▶ EXERCISE DESCRIPTION
Copy out the lines that have "into" in them.

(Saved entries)
__________________________________________________

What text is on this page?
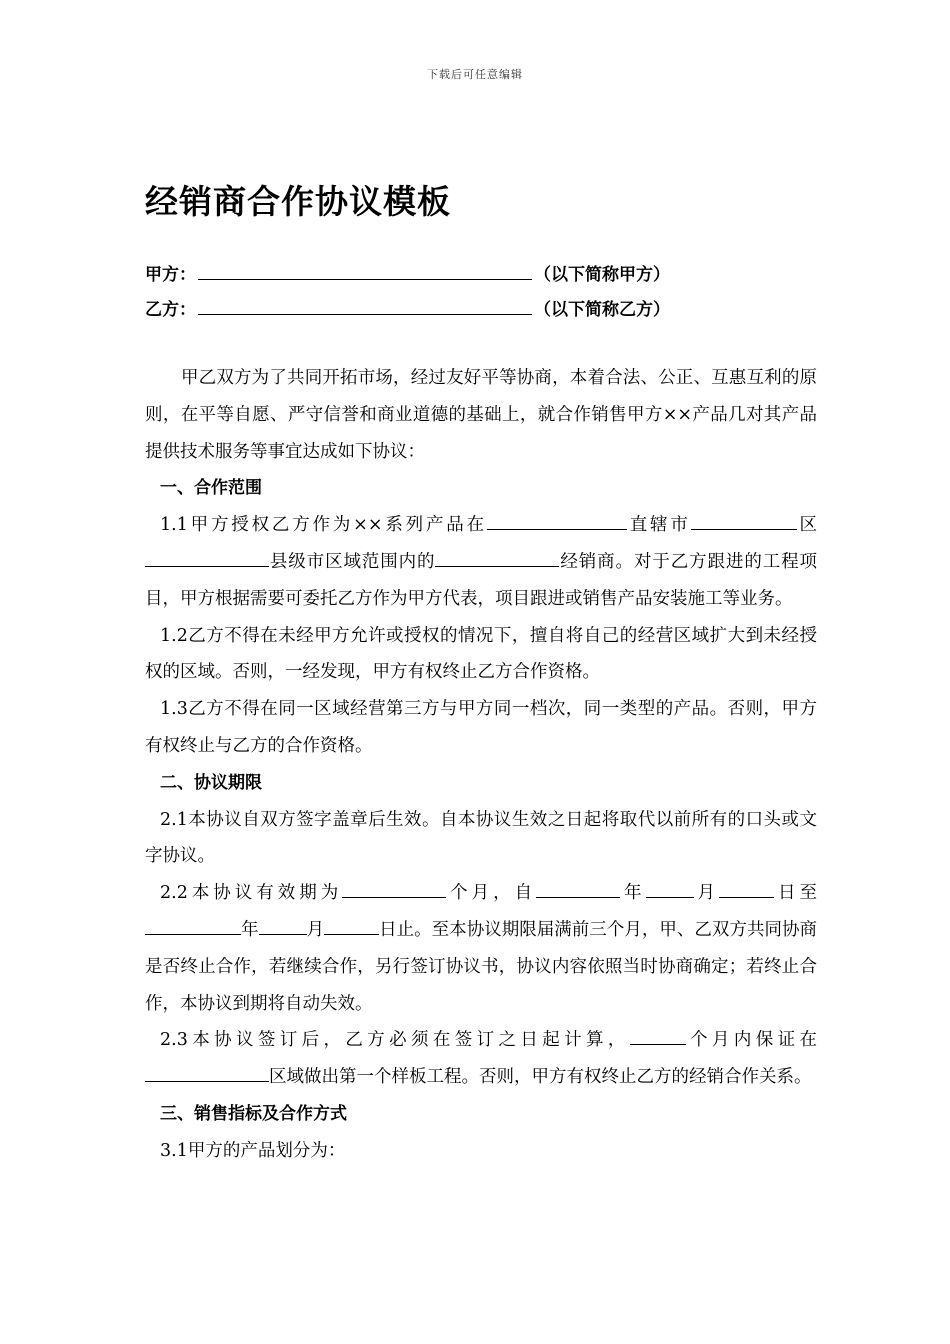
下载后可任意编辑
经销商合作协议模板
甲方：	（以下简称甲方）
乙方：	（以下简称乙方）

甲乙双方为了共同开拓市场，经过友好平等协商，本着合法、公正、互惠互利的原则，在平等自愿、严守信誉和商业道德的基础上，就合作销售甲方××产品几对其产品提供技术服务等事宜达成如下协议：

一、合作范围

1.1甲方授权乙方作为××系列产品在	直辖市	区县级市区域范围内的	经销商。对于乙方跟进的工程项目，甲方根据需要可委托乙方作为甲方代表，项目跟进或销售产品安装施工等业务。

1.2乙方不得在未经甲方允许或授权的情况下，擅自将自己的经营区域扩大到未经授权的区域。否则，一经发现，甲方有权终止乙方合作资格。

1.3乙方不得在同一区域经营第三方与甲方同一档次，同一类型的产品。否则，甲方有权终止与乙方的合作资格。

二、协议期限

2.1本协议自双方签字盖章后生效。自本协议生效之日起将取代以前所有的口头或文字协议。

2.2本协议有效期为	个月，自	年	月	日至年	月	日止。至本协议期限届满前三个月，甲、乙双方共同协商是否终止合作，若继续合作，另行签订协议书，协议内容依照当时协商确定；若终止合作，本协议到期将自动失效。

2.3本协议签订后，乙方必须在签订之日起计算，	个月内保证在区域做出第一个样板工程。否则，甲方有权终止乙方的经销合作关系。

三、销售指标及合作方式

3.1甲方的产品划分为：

__________________________________________________

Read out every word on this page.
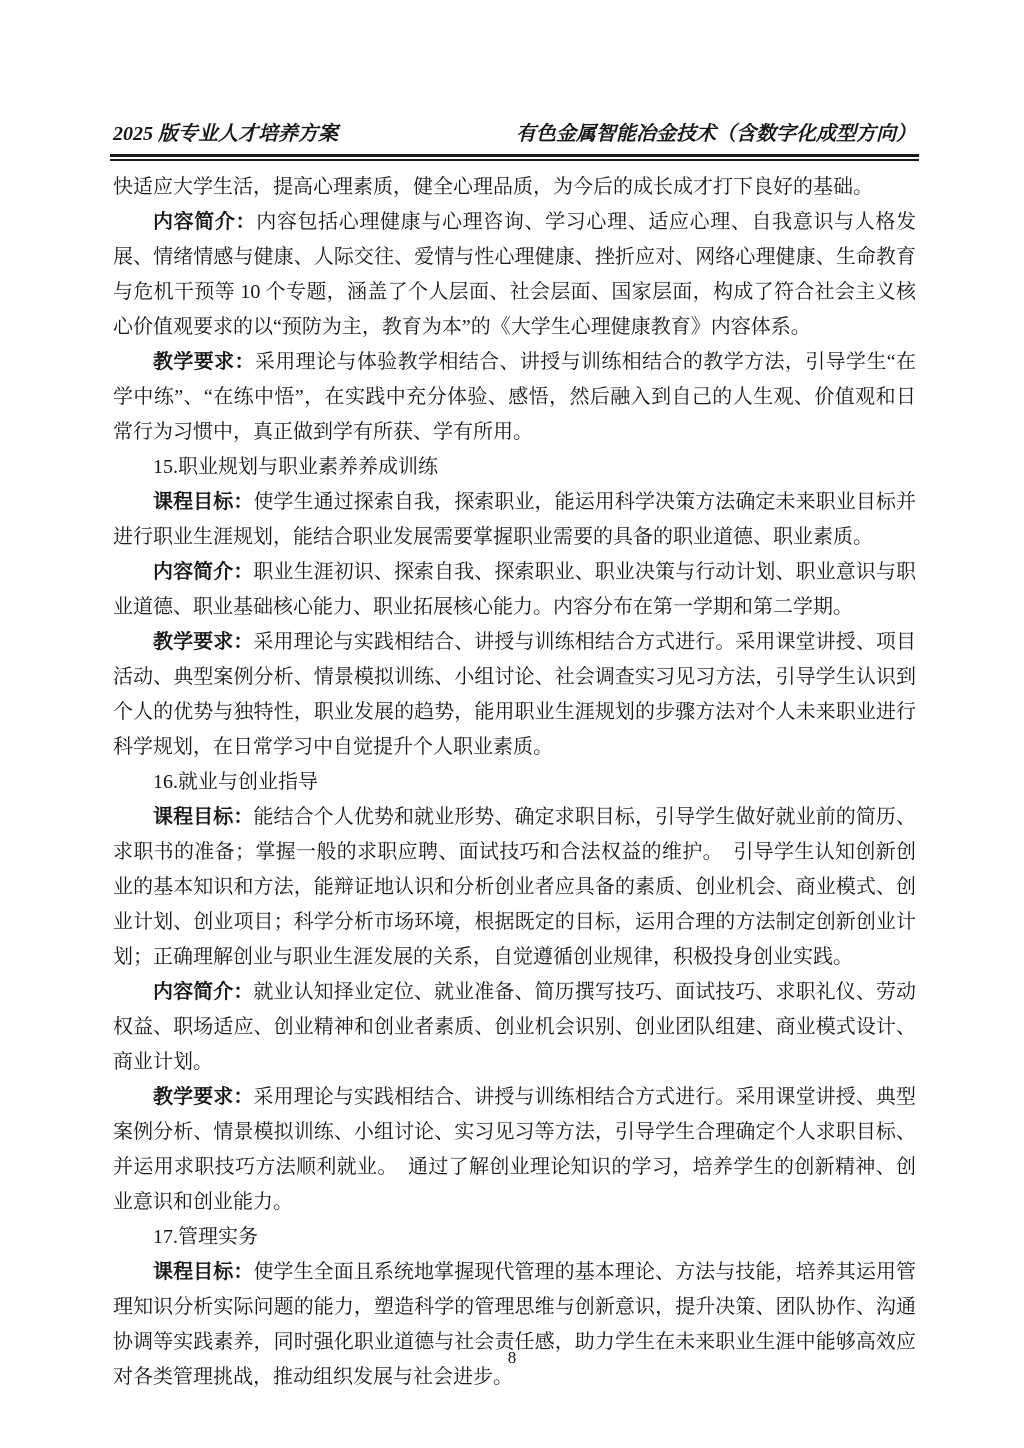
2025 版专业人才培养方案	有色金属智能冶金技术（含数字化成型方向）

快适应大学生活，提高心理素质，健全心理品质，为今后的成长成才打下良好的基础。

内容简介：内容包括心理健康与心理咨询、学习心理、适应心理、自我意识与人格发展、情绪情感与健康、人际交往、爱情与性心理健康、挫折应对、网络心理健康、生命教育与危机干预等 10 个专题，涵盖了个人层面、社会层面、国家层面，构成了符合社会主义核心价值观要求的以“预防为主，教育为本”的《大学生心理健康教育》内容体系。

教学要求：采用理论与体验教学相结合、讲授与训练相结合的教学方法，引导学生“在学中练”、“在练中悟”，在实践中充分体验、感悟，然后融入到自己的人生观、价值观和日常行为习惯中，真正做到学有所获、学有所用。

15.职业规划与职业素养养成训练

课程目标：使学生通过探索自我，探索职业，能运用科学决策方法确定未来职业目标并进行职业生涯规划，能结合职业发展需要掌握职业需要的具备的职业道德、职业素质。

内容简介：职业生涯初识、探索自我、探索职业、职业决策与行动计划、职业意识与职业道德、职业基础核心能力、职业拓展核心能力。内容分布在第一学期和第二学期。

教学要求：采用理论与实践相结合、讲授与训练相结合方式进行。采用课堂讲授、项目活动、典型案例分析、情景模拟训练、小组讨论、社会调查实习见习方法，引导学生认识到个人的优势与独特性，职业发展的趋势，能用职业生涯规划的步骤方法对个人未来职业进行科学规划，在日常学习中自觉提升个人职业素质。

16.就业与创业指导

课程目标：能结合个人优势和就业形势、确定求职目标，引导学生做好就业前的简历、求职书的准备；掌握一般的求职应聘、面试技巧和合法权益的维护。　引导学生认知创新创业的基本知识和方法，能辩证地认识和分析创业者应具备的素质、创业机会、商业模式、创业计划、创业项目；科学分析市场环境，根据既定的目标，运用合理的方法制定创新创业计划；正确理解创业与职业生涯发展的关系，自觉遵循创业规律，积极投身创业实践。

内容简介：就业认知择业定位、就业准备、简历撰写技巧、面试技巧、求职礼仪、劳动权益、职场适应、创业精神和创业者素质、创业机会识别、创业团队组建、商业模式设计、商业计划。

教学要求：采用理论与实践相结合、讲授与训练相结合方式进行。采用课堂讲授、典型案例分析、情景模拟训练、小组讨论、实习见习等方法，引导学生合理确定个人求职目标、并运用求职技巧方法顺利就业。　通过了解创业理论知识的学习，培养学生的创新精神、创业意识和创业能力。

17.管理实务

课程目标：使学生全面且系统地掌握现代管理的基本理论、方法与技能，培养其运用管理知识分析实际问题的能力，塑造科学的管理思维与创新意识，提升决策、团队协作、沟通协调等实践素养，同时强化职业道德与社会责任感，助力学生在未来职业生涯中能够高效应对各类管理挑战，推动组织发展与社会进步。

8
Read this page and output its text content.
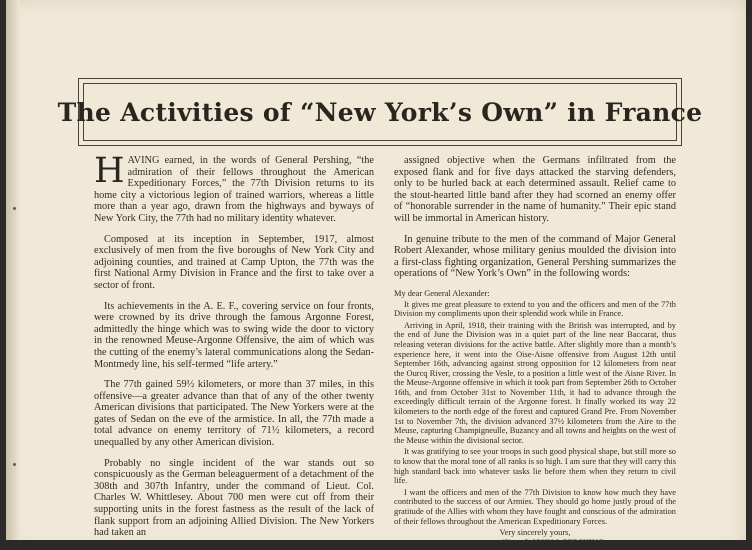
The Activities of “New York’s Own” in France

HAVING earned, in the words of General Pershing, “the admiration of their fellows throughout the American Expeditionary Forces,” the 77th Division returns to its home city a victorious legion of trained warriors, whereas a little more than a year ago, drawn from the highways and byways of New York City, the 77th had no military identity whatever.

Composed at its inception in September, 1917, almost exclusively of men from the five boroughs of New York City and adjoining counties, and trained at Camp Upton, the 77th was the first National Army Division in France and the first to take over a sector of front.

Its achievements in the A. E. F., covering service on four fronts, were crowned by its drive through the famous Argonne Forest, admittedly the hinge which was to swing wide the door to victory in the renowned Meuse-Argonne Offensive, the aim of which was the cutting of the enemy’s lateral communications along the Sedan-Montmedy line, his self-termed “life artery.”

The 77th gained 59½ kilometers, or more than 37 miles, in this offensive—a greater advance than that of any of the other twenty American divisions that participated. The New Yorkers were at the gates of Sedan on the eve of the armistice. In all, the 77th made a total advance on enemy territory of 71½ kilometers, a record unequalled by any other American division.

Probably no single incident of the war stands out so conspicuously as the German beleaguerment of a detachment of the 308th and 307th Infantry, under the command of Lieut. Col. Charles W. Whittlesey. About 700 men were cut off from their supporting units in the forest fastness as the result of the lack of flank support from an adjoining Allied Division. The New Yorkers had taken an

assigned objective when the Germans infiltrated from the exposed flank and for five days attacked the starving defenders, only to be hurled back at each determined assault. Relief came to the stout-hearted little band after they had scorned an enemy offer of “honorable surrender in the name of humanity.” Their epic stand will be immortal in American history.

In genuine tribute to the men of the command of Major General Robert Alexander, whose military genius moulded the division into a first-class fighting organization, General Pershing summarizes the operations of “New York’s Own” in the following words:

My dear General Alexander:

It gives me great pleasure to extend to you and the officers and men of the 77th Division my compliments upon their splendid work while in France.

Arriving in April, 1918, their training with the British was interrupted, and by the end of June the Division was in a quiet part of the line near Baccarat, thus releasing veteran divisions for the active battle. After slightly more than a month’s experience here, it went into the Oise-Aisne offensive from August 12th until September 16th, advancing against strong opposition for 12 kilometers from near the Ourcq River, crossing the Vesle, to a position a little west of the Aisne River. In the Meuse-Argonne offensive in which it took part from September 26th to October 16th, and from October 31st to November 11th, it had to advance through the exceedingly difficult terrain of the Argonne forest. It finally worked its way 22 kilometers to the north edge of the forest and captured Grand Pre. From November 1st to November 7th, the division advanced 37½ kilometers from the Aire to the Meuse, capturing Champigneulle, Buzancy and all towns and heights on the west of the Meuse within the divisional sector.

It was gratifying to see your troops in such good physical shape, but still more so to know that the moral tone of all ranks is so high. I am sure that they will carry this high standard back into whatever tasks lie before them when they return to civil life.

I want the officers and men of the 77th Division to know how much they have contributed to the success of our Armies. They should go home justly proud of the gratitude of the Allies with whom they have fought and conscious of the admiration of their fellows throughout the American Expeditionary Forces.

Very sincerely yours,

__________________________________________________

▶ RESULT OF THE EXERCISE
In genuine tribute to the men of the command of Major General Robert Alexander, whose military genius moulded the division into a first-class fighting organization, General Pershing summarizes the operations of “New York’s Own” in the following words:
Arriving in April, 1918, their training with the British was interrupted, and by the end of June the Division was in a quiet part of the line near Baccarat, thus releasing veteran divisions for the active battle. After slightly more than a month’s experience here, it went into the Oise-Aisne offensive from August 12th until September 16th, advancing against strong opposition for 12 kilometers from near the Ourcq River, crossing the Vesle, to a position a little west of the Aisne River. In the Meuse-Argonne offensive in which it took part from September 26th to October 16th, and from October 31st to November 11th, it had to advance through the exceedingly difficult terrain of the Argonne forest. It finally worked its way 22 kilometers to the north edge of the forest and captured Grand Pre. From November 1st to November 7th, the division advanced 37½ kilometers from the Aire to the Meuse, capturing Champigneulle, Buzancy and all towns and heights on the west of the Meuse within the divisional sector.
It was gratifying to see your troops in such good physical shape, but still more so to know that the moral tone of all ranks is so high. I am sure that they will carry this high standard back into whatever tasks lie before them when they return to civil life.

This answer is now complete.